**Data to use**
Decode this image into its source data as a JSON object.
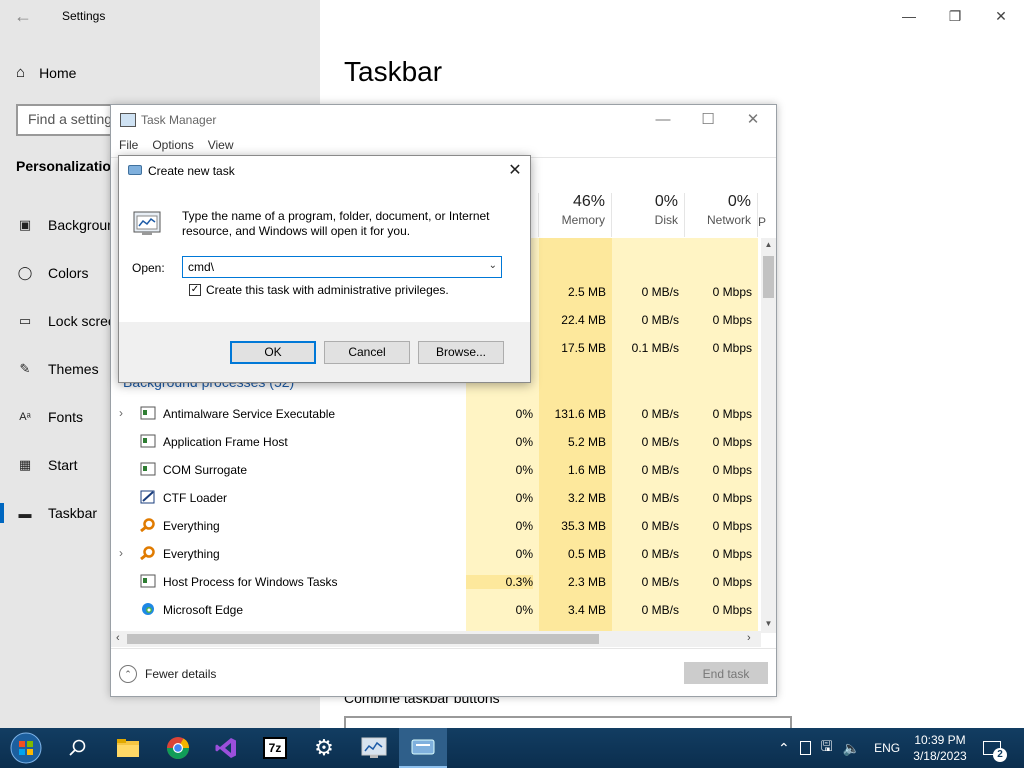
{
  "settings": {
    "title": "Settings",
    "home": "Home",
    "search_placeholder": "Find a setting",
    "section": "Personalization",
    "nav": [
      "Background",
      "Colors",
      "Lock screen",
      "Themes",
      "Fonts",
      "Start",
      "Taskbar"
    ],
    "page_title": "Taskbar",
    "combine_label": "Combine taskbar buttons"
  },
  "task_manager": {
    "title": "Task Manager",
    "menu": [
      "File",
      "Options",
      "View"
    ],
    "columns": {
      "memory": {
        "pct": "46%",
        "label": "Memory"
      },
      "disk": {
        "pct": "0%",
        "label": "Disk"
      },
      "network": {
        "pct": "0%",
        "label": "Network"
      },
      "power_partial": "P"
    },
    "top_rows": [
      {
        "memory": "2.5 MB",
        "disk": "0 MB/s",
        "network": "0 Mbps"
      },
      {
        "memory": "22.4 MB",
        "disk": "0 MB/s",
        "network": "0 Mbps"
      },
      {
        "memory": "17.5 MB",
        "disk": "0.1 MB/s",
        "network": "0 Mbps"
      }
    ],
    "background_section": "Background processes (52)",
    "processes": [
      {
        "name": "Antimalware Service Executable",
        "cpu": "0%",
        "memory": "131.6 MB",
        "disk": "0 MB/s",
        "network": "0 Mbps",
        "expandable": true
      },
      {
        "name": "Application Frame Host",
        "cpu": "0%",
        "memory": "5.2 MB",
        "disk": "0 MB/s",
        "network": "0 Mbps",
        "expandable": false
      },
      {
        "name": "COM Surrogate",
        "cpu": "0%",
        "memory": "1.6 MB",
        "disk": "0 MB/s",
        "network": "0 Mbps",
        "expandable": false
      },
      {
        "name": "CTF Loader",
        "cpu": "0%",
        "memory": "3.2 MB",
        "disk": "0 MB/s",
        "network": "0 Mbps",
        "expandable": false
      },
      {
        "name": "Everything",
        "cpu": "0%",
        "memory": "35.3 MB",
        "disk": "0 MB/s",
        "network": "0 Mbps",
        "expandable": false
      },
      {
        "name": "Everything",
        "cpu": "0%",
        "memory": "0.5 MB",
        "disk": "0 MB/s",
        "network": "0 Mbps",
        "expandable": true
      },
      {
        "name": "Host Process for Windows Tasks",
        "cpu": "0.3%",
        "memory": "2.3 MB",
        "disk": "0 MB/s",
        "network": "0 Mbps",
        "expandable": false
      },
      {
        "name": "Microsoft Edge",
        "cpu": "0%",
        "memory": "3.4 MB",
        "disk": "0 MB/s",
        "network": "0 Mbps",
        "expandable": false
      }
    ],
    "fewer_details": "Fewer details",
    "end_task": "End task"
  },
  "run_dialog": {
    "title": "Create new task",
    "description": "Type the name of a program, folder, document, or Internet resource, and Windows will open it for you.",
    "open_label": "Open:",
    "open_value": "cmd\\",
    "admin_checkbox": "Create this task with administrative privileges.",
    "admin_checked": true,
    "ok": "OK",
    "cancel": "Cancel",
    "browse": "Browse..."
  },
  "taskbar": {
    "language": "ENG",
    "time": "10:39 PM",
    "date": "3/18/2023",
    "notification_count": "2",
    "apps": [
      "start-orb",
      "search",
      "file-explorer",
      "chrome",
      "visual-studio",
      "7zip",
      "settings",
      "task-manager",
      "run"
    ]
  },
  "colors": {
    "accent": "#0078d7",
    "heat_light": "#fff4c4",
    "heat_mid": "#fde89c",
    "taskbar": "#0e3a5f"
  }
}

**Given problem**
Restate the records word for word, omitting images.

**Full solution**
Decode this image into its source data as a JSON object.
{
  "settings": {
    "title": "Settings",
    "home": "Home",
    "search_placeholder": "Find a setting",
    "section": "Personalization",
    "nav": [
      "Background",
      "Colors",
      "Lock screen",
      "Themes",
      "Fonts",
      "Start",
      "Taskbar"
    ],
    "page_title": "Taskbar",
    "combine_label": "Combine taskbar buttons"
  },
  "task_manager": {
    "title": "Task Manager",
    "menu": [
      "File",
      "Options",
      "View"
    ],
    "columns": {
      "memory": {
        "pct": "46%",
        "label": "Memory"
      },
      "disk": {
        "pct": "0%",
        "label": "Disk"
      },
      "network": {
        "pct": "0%",
        "label": "Network"
      },
      "power_partial": "P"
    },
    "top_rows": [
      {
        "memory": "2.5 MB",
        "disk": "0 MB/s",
        "network": "0 Mbps"
      },
      {
        "memory": "22.4 MB",
        "disk": "0 MB/s",
        "network": "0 Mbps"
      },
      {
        "memory": "17.5 MB",
        "disk": "0.1 MB/s",
        "network": "0 Mbps"
      }
    ],
    "background_section": "Background processes (52)",
    "processes": [
      {
        "name": "Antimalware Service Executable",
        "cpu": "0%",
        "memory": "131.6 MB",
        "disk": "0 MB/s",
        "network": "0 Mbps",
        "expandable": true
      },
      {
        "name": "Application Frame Host",
        "cpu": "0%",
        "memory": "5.2 MB",
        "disk": "0 MB/s",
        "network": "0 Mbps",
        "expandable": false
      },
      {
        "name": "COM Surrogate",
        "cpu": "0%",
        "memory": "1.6 MB",
        "disk": "0 MB/s",
        "network": "0 Mbps",
        "expandable": false
      },
      {
        "name": "CTF Loader",
        "cpu": "0%",
        "memory": "3.2 MB",
        "disk": "0 MB/s",
        "network": "0 Mbps",
        "expandable": false
      },
      {
        "name": "Everything",
        "cpu": "0%",
        "memory": "35.3 MB",
        "disk": "0 MB/s",
        "network": "0 Mbps",
        "expandable": false
      },
      {
        "name": "Everything",
        "cpu": "0%",
        "memory": "0.5 MB",
        "disk": "0 MB/s",
        "network": "0 Mbps",
        "expandable": true
      },
      {
        "name": "Host Process for Windows Tasks",
        "cpu": "0.3%",
        "memory": "2.3 MB",
        "disk": "0 MB/s",
        "network": "0 Mbps",
        "expandable": false
      },
      {
        "name": "Microsoft Edge",
        "cpu": "0%",
        "memory": "3.4 MB",
        "disk": "0 MB/s",
        "network": "0 Mbps",
        "expandable": false
      }
    ],
    "fewer_details": "Fewer details",
    "end_task": "End task"
  },
  "run_dialog": {
    "title": "Create new task",
    "description": "Type the name of a program, folder, document, or Internet resource, and Windows will open it for you.",
    "open_label": "Open:",
    "open_value": "cmd\\",
    "admin_checkbox": "Create this task with administrative privileges.",
    "admin_checked": true,
    "ok": "OK",
    "cancel": "Cancel",
    "browse": "Browse..."
  },
  "taskbar": {
    "language": "ENG",
    "time": "10:39 PM",
    "date": "3/18/2023",
    "notification_count": "2",
    "apps": [
      "start-orb",
      "search",
      "file-explorer",
      "chrome",
      "visual-studio",
      "7zip",
      "settings",
      "task-manager",
      "run"
    ]
  },
  "colors": {
    "accent": "#0078d7",
    "heat_light": "#fff4c4",
    "heat_mid": "#fde89c",
    "taskbar": "#0e3a5f"
  }
}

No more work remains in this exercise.